Data records:

---------------

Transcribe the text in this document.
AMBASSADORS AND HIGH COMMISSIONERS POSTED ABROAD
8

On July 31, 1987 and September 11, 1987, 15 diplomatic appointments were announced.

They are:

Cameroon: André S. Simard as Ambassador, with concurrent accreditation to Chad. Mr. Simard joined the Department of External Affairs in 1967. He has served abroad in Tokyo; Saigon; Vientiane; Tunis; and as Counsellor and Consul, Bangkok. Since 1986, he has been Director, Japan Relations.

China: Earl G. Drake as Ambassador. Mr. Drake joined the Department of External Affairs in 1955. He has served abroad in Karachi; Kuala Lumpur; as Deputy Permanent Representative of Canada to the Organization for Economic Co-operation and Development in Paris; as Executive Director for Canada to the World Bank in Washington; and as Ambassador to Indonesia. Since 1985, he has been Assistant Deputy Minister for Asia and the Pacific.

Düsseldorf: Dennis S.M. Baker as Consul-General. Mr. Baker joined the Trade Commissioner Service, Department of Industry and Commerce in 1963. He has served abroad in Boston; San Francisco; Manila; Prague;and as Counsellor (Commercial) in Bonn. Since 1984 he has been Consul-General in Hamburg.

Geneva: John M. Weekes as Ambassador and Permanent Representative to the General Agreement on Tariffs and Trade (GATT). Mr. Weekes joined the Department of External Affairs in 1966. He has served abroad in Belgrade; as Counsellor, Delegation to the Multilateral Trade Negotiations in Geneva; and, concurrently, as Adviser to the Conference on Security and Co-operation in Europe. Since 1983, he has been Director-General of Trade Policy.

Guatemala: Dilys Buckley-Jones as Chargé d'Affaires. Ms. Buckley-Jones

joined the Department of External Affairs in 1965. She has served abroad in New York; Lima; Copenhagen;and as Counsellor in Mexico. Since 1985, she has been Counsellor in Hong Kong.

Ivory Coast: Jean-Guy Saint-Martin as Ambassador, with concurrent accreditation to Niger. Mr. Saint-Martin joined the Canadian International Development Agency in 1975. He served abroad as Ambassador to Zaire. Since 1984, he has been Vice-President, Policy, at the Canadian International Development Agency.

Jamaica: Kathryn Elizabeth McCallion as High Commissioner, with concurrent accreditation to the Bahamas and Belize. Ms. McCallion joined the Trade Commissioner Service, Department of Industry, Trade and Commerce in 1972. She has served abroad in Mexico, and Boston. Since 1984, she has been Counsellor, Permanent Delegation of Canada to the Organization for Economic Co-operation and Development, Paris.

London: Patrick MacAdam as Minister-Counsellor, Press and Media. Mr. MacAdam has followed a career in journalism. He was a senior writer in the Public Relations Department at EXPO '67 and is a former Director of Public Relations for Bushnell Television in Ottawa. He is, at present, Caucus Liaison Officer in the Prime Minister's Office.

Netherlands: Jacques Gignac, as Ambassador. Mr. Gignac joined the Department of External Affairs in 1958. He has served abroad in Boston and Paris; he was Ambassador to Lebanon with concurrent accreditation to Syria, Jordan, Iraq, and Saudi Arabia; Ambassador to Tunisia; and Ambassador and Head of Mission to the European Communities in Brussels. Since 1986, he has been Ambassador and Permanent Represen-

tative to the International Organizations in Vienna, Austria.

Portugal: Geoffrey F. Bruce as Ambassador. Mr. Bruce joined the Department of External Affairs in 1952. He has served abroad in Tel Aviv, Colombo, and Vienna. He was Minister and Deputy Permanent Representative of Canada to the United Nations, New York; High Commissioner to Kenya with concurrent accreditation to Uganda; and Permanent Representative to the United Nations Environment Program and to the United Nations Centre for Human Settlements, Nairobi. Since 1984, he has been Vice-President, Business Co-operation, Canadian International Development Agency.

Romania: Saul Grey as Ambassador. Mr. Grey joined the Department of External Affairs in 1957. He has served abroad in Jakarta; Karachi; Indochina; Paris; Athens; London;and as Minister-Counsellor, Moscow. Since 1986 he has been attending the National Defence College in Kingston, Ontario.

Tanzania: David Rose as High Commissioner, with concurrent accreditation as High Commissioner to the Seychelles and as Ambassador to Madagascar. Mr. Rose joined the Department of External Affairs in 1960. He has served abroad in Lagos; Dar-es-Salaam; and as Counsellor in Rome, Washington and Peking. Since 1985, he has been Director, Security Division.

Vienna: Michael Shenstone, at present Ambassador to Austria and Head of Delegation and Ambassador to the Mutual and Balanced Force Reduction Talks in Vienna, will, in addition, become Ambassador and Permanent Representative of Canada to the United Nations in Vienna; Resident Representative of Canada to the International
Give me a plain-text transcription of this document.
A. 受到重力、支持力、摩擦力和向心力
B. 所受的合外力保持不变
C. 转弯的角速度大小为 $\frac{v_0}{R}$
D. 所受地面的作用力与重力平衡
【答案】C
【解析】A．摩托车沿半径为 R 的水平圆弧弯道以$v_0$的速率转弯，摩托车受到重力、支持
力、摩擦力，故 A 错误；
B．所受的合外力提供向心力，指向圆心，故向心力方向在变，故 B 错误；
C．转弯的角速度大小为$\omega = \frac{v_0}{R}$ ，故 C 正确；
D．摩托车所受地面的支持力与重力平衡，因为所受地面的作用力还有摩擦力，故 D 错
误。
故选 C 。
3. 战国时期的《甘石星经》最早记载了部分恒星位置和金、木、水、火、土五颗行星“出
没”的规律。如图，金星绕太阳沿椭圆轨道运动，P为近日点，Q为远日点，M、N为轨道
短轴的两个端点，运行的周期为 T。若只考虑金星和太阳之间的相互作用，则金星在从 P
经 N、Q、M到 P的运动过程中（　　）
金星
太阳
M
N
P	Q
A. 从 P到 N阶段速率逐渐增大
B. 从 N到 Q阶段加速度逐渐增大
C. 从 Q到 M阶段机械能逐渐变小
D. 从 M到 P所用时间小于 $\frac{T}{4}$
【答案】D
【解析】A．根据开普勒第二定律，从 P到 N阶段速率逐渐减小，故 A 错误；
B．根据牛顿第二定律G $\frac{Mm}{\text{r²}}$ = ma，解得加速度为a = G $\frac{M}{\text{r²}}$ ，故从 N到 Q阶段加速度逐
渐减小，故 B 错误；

---------------

**Task details**:
Reproduce the material above, every line of it, exactly.

**Exercise answer**:
Transcribe the text in this document.
AMBASSADORS AND HIGH COMMISSIONERS POSTED ABROAD
8

On July 31, 1987 and September 11, 1987, 15 diplomatic appointments were announced.

They are:

Cameroon: André S. Simard as Ambassador, with concurrent accreditation to Chad. Mr. Simard joined the Department of External Affairs in 1967. He has served abroad in Tokyo; Saigon; Vientiane; Tunis; and as Counsellor and Consul, Bangkok. Since 1986, he has been Director, Japan Relations.

China: Earl G. Drake as Ambassador. Mr. Drake joined the Department of External Affairs in 1955. He has served abroad in Karachi; Kuala Lumpur; as Deputy Permanent Representative of Canada to the Organization for Economic Co-operation and Development in Paris; as Executive Director for Canada to the World Bank in Washington; and as Ambassador to Indonesia. Since 1985, he has been Assistant Deputy Minister for Asia and the Pacific.

Düsseldorf: Dennis S.M. Baker as Consul-General. Mr. Baker joined the Trade Commissioner Service, Department of Industry and Commerce in 1963. He has served abroad in Boston; San Francisco; Manila; Prague;and as Counsellor (Commercial) in Bonn. Since 1984 he has been Consul-General in Hamburg.

Geneva: John M. Weekes as Ambassador and Permanent Representative to the General Agreement on Tariffs and Trade (GATT). Mr. Weekes joined the Department of External Affairs in 1966. He has served abroad in Belgrade; as Counsellor, Delegation to the Multilateral Trade Negotiations in Geneva; and, concurrently, as Adviser to the Conference on Security and Co-operation in Europe. Since 1983, he has been Director-General of Trade Policy.

Guatemala: Dilys Buckley-Jones as Chargé d'Affaires. Ms. Buckley-Jones

joined the Department of External Affairs in 1965. She has served abroad in New York; Lima; Copenhagen;and as Counsellor in Mexico. Since 1985, she has been Counsellor in Hong Kong.

Ivory Coast: Jean-Guy Saint-Martin as Ambassador, with concurrent accreditation to Niger. Mr. Saint-Martin joined the Canadian International Development Agency in 1975. He served abroad as Ambassador to Zaire. Since 1984, he has been Vice-President, Policy, at the Canadian International Development Agency.

Jamaica: Kathryn Elizabeth McCallion as High Commissioner, with concurrent accreditation to the Bahamas and Belize. Ms. McCallion joined the Trade Commissioner Service, Department of Industry, Trade and Commerce in 1972. She has served abroad in Mexico, and Boston. Since 1984, she has been Counsellor, Permanent Delegation of Canada to the Organization for Economic Co-operation and Development, Paris.

London: Patrick MacAdam as Minister-Counsellor, Press and Media. Mr. MacAdam has followed a career in journalism. He was a senior writer in the Public Relations Department at EXPO '67 and is a former Director of Public Relations for Bushnell Television in Ottawa. He is, at present, Caucus Liaison Officer in the Prime Minister's Office.

Netherlands: Jacques Gignac, as Ambassador. Mr. Gignac joined the Department of External Affairs in 1958. He has served abroad in Boston and Paris; he was Ambassador to Lebanon with concurrent accreditation to Syria, Jordan, Iraq, and Saudi Arabia; Ambassador to Tunisia; and Ambassador and Head of Mission to the European Communities in Brussels. Since 1986, he has been Ambassador and Permanent Represen-

tative to the International Organizations in Vienna, Austria.

Portugal: Geoffrey F. Bruce as Ambassador. Mr. Bruce joined the Department of External Affairs in 1952. He has served abroad in Tel Aviv, Colombo, and Vienna. He was Minister and Deputy Permanent Representative of Canada to the United Nations, New York; High Commissioner to Kenya with concurrent accreditation to Uganda; and Permanent Representative to the United Nations Environment Program and to the United Nations Centre for Human Settlements, Nairobi. Since 1984, he has been Vice-President, Business Co-operation, Canadian International Development Agency.

Romania: Saul Grey as Ambassador. Mr. Grey joined the Department of External Affairs in 1957. He has served abroad in Jakarta; Karachi; Indochina; Paris; Athens; London;and as Minister-Counsellor, Moscow. Since 1986 he has been attending the National Defence College in Kingston, Ontario.

Tanzania: David Rose as High Commissioner, with concurrent accreditation as High Commissioner to the Seychelles and as Ambassador to Madagascar. Mr. Rose joined the Department of External Affairs in 1960. He has served abroad in Lagos; Dar-es-Salaam; and as Counsellor in Rome, Washington and Peking. Since 1985, he has been Director, Security Division.

Vienna: Michael Shenstone, at present Ambassador to Austria and Head of Delegation and Ambassador to the Mutual and Balanced Force Reduction Talks in Vienna, will, in addition, become Ambassador and Permanent Representative of Canada to the United Nations in Vienna; Resident Representative of Canada to the International
Give me a plain-text transcription of this document.
A. 受到重力、支持力、摩擦力和向心力
B. 所受的合外力保持不变
C. 转弯的角速度大小为 $\frac{v_0}{R}$
D. 所受地面的作用力与重力平衡
【答案】C
【解析】A．摩托车沿半径为 R 的水平圆弧弯道以$v_0$的速率转弯，摩托车受到重力、支持
力、摩擦力，故 A 错误；
B．所受的合外力提供向心力，指向圆心，故向心力方向在变，故 B 错误；
C．转弯的角速度大小为$\omega = \frac{v_0}{R}$ ，故 C 正确；
D．摩托车所受地面的支持力与重力平衡，因为所受地面的作用力还有摩擦力，故 D 错
误。
故选 C 。
3. 战国时期的《甘石星经》最早记载了部分恒星位置和金、木、水、火、土五颗行星“出
没”的规律。如图，金星绕太阳沿椭圆轨道运动，P为近日点，Q为远日点，M、N为轨道
短轴的两个端点，运行的周期为 T。若只考虑金星和太阳之间的相互作用，则金星在从 P
经 N、Q、M到 P的运动过程中（　　）
金星
太阳
M
N
P	Q
A. 从 P到 N阶段速率逐渐增大
B. 从 N到 Q阶段加速度逐渐增大
C. 从 Q到 M阶段机械能逐渐变小
D. 从 M到 P所用时间小于 $\frac{T}{4}$
【答案】D
【解析】A．根据开普勒第二定律，从 P到 N阶段速率逐渐减小，故 A 错误；
B．根据牛顿第二定律G $\frac{Mm}{\text{r²}}$ = ma，解得加速度为a = G $\frac{M}{\text{r²}}$ ，故从 N到 Q阶段加速度逐
渐减小，故 B 错误；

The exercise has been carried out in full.